— BEGIN —

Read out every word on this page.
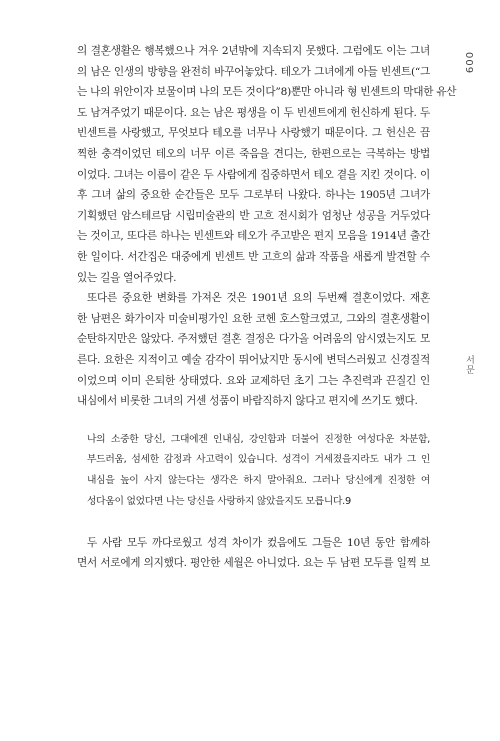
009
서문

의 결혼생활은 행복했으나 겨우 2년밖에 지속되지 못했다. 그럼에도 이는 그녀
의 남은 인생의 방향을 완전히 바꾸어놓았다. 테오가 그녀에게 아들 빈센트(“그
는 나의 위안이자 보물이며 나의 모든 것이다”8)뿐만 아니라 형 빈센트의 막대한 유산
도 남겨주었기 때문이다. 요는 남은 평생을 이 두 빈센트에게 헌신하게 된다. 두
빈센트를 사랑했고, 무엇보다 테오를 너무나 사랑했기 때문이다. 그 헌신은 끔
찍한 충격이었던 테오의 너무 이른 죽음을 견디는, 한편으로는 극복하는 방법
이었다. 그녀는 이름이 같은 두 사람에게 집중하면서 테오 곁을 지킨 것이다. 이
후 그녀 삶의 중요한 순간들은 모두 그로부터 나왔다. 하나는 1905년 그녀가
기획했던 암스테르담 시립미술관의 반 고흐 전시회가 엄청난 성공을 거두었다
는 것이고, 또다른 하나는 빈센트와 테오가 주고받은 편지 모음을 1914년 출간
한 일이다. 서간집은 대중에게 빈센트 반 고흐의 삶과 작품을 새롭게 발견할 수
있는 길을 열어주었다.

또다른 중요한 변화를 가져온 것은 1901년 요의 두번째 결혼이었다. 재혼
한 남편은 화가이자 미술비평가인 요한 코헨 호스할크였고, 그와의 결혼생활이
순탄하지만은 않았다. 주저했던 결혼 결정은 다가올 어려움의 암시였는지도 모
른다. 요한은 지적이고 예술 감각이 뛰어났지만 동시에 변덕스러웠고 신경질적
이었으며 이미 은퇴한 상태였다. 요와 교제하던 초기 그는 추진력과 끈질긴 인
내심에서 비롯한 그녀의 거센 성품이 바람직하지 않다고 편지에 쓰기도 했다.

나의 소중한 당신, 그대에겐 인내심, 강인함과 더불어 진정한 여성다운 차분함,
부드러움, 섬세한 감정과 사고력이 있습니다. 성격이 거세졌을지라도 내가 그 인
내심을 높이 사지 않는다는 생각은 하지 말아줘요. 그러나 당신에게 진정한 여
성다움이 없었다면 나는 당신을 사랑하지 않았을지도 모릅니다.9

두 사람 모두 까다로웠고 성격 차이가 컸음에도 그들은 10년 동안 함께하
면서 서로에게 의지했다. 평안한 세월은 아니었다. 요는 두 남편 모두를 일찍 보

— END —

■ **WRITTEN INSTRUCTION**
Quote the listing above in full, except for the pictures.

■ **WRITTEN RESPONSE**
Read out every word on this page.
009
서문

의 결혼생활은 행복했으나 겨우 2년밖에 지속되지 못했다. 그럼에도 이는 그녀
의 남은 인생의 방향을 완전히 바꾸어놓았다. 테오가 그녀에게 아들 빈센트(“그
는 나의 위안이자 보물이며 나의 모든 것이다”8)뿐만 아니라 형 빈센트의 막대한 유산
도 남겨주었기 때문이다. 요는 남은 평생을 이 두 빈센트에게 헌신하게 된다. 두
빈센트를 사랑했고, 무엇보다 테오를 너무나 사랑했기 때문이다. 그 헌신은 끔
찍한 충격이었던 테오의 너무 이른 죽음을 견디는, 한편으로는 극복하는 방법
이었다. 그녀는 이름이 같은 두 사람에게 집중하면서 테오 곁을 지킨 것이다. 이
후 그녀 삶의 중요한 순간들은 모두 그로부터 나왔다. 하나는 1905년 그녀가
기획했던 암스테르담 시립미술관의 반 고흐 전시회가 엄청난 성공을 거두었다
는 것이고, 또다른 하나는 빈센트와 테오가 주고받은 편지 모음을 1914년 출간
한 일이다. 서간집은 대중에게 빈센트 반 고흐의 삶과 작품을 새롭게 발견할 수
있는 길을 열어주었다.

또다른 중요한 변화를 가져온 것은 1901년 요의 두번째 결혼이었다. 재혼
한 남편은 화가이자 미술비평가인 요한 코헨 호스할크였고, 그와의 결혼생활이
순탄하지만은 않았다. 주저했던 결혼 결정은 다가올 어려움의 암시였는지도 모
른다. 요한은 지적이고 예술 감각이 뛰어났지만 동시에 변덕스러웠고 신경질적
이었으며 이미 은퇴한 상태였다. 요와 교제하던 초기 그는 추진력과 끈질긴 인
내심에서 비롯한 그녀의 거센 성품이 바람직하지 않다고 편지에 쓰기도 했다.

나의 소중한 당신, 그대에겐 인내심, 강인함과 더불어 진정한 여성다운 차분함,
부드러움, 섬세한 감정과 사고력이 있습니다. 성격이 거세졌을지라도 내가 그 인
내심을 높이 사지 않는다는 생각은 하지 말아줘요. 그러나 당신에게 진정한 여
성다움이 없었다면 나는 당신을 사랑하지 않았을지도 모릅니다.9

두 사람 모두 까다로웠고 성격 차이가 컸음에도 그들은 10년 동안 함께하
면서 서로에게 의지했다. 평안한 세월은 아니었다. 요는 두 남편 모두를 일찍 보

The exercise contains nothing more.